§ What to produce
Filter the entries below, keeping every line that has the word "name".

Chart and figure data
★ ★ ★ ★ ★

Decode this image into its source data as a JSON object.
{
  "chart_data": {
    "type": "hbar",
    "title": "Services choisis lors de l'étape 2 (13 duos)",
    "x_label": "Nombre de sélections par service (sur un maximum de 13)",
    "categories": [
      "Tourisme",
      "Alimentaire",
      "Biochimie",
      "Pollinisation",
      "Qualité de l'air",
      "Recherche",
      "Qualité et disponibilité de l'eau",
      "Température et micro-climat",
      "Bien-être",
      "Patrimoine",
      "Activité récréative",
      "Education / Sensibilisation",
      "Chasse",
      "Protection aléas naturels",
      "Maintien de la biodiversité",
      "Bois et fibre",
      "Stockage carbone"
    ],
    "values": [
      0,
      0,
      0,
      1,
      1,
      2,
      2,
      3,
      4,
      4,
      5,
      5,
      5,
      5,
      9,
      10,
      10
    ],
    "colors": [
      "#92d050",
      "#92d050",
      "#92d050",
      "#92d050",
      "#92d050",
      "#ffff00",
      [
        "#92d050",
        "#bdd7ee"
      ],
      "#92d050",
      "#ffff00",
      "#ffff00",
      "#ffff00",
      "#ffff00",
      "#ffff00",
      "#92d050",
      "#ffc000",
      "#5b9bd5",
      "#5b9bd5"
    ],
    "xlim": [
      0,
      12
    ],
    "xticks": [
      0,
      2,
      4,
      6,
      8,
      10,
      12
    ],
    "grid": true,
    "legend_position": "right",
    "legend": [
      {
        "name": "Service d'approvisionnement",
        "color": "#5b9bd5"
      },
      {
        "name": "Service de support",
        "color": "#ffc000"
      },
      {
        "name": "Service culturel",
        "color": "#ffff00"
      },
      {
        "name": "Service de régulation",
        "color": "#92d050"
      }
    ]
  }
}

★ ★ ★ ★ ★

§ Solution to this exercise
        "name": "Service d'approvisionnement",
        "name": "Service de support",
        "name": "Service culturel",
        "name": "Service de régulation",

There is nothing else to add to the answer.